» **Provided material**:
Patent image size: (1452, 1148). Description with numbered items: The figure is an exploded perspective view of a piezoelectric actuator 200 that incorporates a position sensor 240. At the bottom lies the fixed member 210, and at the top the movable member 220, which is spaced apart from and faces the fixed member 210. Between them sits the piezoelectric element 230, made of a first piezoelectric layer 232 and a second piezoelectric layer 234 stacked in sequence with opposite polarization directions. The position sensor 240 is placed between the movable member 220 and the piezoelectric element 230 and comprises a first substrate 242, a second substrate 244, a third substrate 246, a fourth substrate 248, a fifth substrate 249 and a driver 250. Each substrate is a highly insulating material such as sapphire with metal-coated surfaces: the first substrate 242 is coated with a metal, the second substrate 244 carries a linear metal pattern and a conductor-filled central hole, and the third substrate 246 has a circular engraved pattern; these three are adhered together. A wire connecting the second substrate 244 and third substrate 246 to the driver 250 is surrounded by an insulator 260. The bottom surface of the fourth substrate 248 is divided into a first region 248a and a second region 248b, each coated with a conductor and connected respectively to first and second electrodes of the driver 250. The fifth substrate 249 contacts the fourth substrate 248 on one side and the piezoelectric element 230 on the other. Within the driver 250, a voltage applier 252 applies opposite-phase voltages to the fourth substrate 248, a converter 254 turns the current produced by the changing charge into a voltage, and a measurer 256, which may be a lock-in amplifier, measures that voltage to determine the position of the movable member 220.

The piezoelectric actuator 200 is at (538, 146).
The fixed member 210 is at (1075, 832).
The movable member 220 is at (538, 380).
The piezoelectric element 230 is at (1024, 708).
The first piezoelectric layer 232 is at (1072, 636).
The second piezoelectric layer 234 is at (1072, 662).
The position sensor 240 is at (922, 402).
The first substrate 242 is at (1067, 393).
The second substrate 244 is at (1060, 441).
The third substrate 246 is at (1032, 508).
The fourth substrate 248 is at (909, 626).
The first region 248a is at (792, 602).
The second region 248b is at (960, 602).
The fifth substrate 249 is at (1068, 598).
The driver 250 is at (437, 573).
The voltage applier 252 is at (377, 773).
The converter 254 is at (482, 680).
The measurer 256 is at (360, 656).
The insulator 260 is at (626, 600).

» **What you will do**:
Gather every line of the listing above that contains the word "insulator".

» **Answer to this problem**:
Patent image size: (1452, 1148). Description with numbered items: The figure is an exploded perspective view of a piezoelectric actuator 200 that incorporates a position sensor 240. At the bottom lies the fixed member 210, and at the top the movable member 220, which is spaced apart from and faces the fixed member 210. Between them sits the piezoelectric element 230, made of a first piezoelectric layer 232 and a second piezoelectric layer 234 stacked in sequence with opposite polarization directions. The position sensor 240 is placed between the movable member 220 and the piezoelectric element 230 and comprises a first substrate 242, a second substrate 244, a third substrate 246, a fourth substrate 248, a fifth substrate 249 and a driver 250. Each substrate is a highly insulating material such as sapphire with metal-coated surfaces: the first substrate 242 is coated with a metal, the second substrate 244 carries a linear metal pattern and a conductor-filled central hole, and the third substrate 246 has a circular engraved pattern; these three are adhered together. A wire connecting the second substrate 244 and third substrate 246 to the driver 250 is surrounded by an insulator 260. The bottom surface of the fourth substrate 248 is divided into a first region 248a and a second region 248b, each coated with a conductor and connected respectively to first and second electrodes of the driver 250. The fifth substrate 249 contacts the fourth substrate 248 on one side and the piezoelectric element 230 on the other. Within the driver 250, a voltage applier 252 applies opposite-phase voltages to the fourth substrate 248, a converter 254 turns the current produced by the changing charge into a voltage, and a measurer 256, which may be a lock-in amplifier, measures that voltage to determine the position of the movable member 220.
The insulator 260 is at (626, 600).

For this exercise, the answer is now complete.